Exercise directions ▸ Write out every entry precisely as given, leaving the pictures out.

Source data ▸
§ §
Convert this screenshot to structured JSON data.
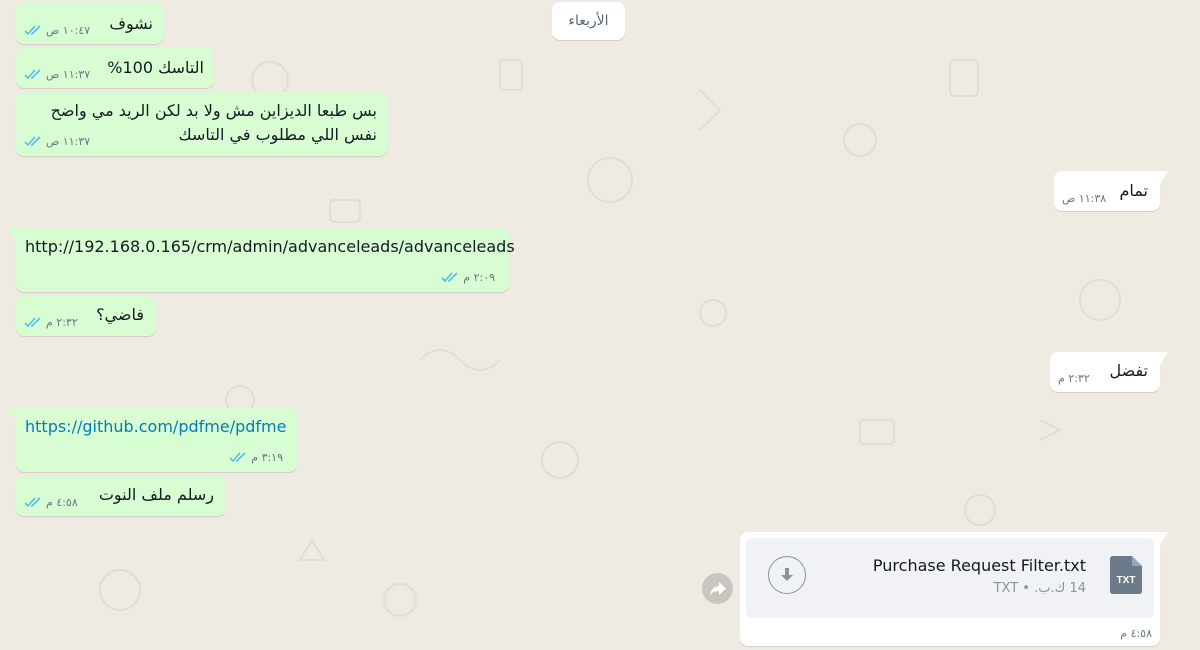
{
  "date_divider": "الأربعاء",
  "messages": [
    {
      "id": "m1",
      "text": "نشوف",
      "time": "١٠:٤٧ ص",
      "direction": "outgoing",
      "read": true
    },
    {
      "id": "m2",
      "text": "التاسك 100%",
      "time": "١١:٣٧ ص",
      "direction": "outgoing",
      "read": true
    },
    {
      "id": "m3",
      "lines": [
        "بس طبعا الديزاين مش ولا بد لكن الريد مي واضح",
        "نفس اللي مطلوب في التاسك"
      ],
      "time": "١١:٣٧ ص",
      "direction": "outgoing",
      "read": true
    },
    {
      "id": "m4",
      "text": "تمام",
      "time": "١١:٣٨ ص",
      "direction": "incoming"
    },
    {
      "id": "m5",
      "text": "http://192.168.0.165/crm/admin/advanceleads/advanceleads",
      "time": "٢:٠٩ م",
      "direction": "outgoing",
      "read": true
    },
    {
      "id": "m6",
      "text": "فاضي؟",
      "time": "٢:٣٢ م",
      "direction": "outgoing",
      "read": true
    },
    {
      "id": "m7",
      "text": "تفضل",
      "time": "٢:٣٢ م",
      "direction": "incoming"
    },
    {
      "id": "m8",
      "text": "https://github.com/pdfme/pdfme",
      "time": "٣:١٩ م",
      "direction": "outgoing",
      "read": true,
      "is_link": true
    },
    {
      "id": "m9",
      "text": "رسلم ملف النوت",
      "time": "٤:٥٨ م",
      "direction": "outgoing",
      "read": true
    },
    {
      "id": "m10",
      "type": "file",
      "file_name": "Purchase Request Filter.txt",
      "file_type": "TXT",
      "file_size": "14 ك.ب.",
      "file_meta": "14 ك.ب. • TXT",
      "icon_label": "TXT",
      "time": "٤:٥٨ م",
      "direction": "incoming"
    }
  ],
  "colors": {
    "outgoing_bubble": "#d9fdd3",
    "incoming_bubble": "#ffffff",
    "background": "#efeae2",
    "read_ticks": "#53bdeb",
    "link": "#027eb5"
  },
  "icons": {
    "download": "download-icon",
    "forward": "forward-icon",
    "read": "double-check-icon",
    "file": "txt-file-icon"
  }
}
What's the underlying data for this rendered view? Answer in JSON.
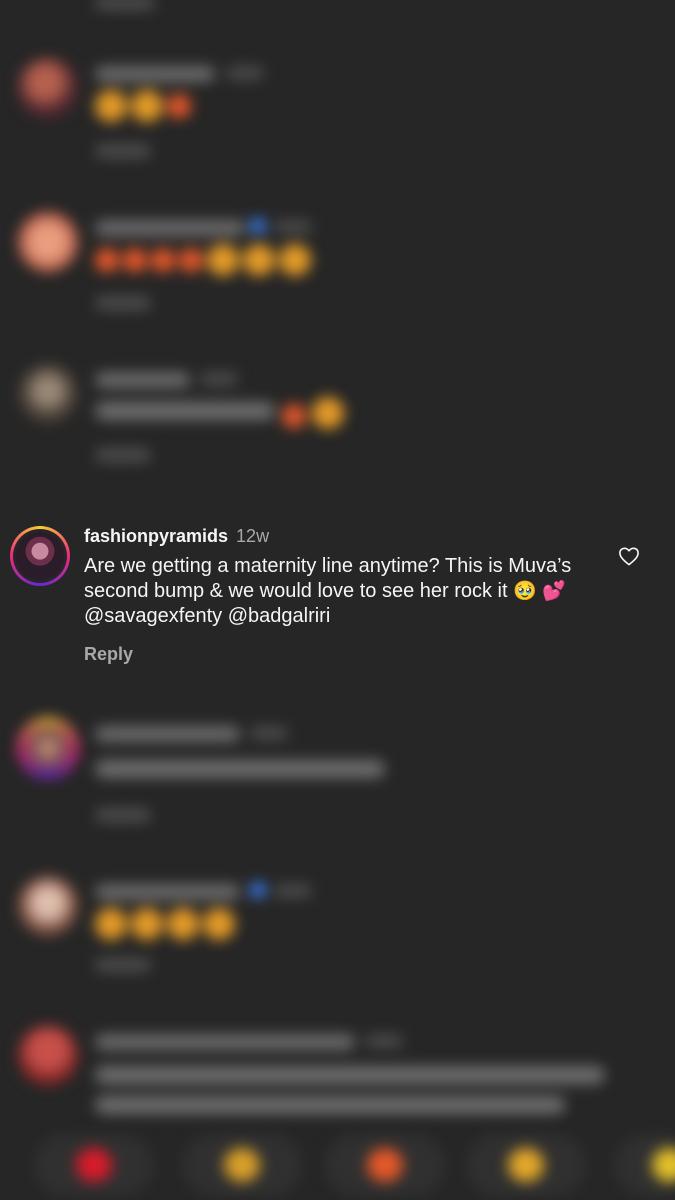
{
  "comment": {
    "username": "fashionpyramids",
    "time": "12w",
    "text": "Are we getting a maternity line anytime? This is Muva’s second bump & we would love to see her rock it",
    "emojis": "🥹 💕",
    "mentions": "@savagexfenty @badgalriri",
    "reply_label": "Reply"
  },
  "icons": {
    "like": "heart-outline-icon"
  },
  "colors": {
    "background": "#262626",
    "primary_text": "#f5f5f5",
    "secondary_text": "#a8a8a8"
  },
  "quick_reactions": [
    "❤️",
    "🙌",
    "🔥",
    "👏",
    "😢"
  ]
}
§ §
Result for this task ▸
Convert this screenshot to structured JSON data.
{
  "date_divider": "الأربعاء",
  "messages": [
    {
      "id": "m1",
      "text": "نشوف",
      "time": "١٠:٤٧ ص",
      "direction": "outgoing",
      "read": true
    },
    {
      "id": "m2",
      "text": "التاسك 100%",
      "time": "١١:٣٧ ص",
      "direction": "outgoing",
      "read": true
    },
    {
      "id": "m3",
      "lines": [
        "بس طبعا الديزاين مش ولا بد لكن الريد مي واضح",
        "نفس اللي مطلوب في التاسك"
      ],
      "time": "١١:٣٧ ص",
      "direction": "outgoing",
      "read": true
    },
    {
      "id": "m4",
      "text": "تمام",
      "time": "١١:٣٨ ص",
      "direction": "incoming"
    },
    {
      "id": "m5",
      "text": "http://192.168.0.165/crm/admin/advanceleads/advanceleads",
      "time": "٢:٠٩ م",
      "direction": "outgoing",
      "read": true
    },
    {
      "id": "m6",
      "text": "فاضي؟",
      "time": "٢:٣٢ م",
      "direction": "outgoing",
      "read": true
    },
    {
      "id": "m7",
      "text": "تفضل",
      "time": "٢:٣٢ م",
      "direction": "incoming"
    },
    {
      "id": "m8",
      "text": "https://github.com/pdfme/pdfme",
      "time": "٣:١٩ م",
      "direction": "outgoing",
      "read": true,
      "is_link": true
    },
    {
      "id": "m9",
      "text": "رسلم ملف النوت",
      "time": "٤:٥٨ م",
      "direction": "outgoing",
      "read": true
    },
    {
      "id": "m10",
      "type": "file",
      "file_name": "Purchase Request Filter.txt",
      "file_type": "TXT",
      "file_size": "14 ك.ب.",
      "file_meta": "14 ك.ب. • TXT",
      "icon_label": "TXT",
      "time": "٤:٥٨ م",
      "direction": "incoming"
    }
  ],
  "colors": {
    "outgoing_bubble": "#d9fdd3",
    "incoming_bubble": "#ffffff",
    "background": "#efeae2",
    "read_ticks": "#53bdeb",
    "link": "#027eb5"
  },
  "icons": {
    "download": "download-icon",
    "forward": "forward-icon",
    "read": "double-check-icon",
    "file": "txt-file-icon"
  }
}
What's the underlying data for this rendered view? Answer in JSON.
{
  "comment": {
    "username": "fashionpyramids",
    "time": "12w",
    "text": "Are we getting a maternity line anytime? This is Muva’s second bump & we would love to see her rock it",
    "emojis": "🥹 💕",
    "mentions": "@savagexfenty @badgalriri",
    "reply_label": "Reply"
  },
  "icons": {
    "like": "heart-outline-icon"
  },
  "colors": {
    "background": "#262626",
    "primary_text": "#f5f5f5",
    "secondary_text": "#a8a8a8"
  },
  "quick_reactions": [
    "❤️",
    "🙌",
    "🔥",
    "👏",
    "😢"
  ]
}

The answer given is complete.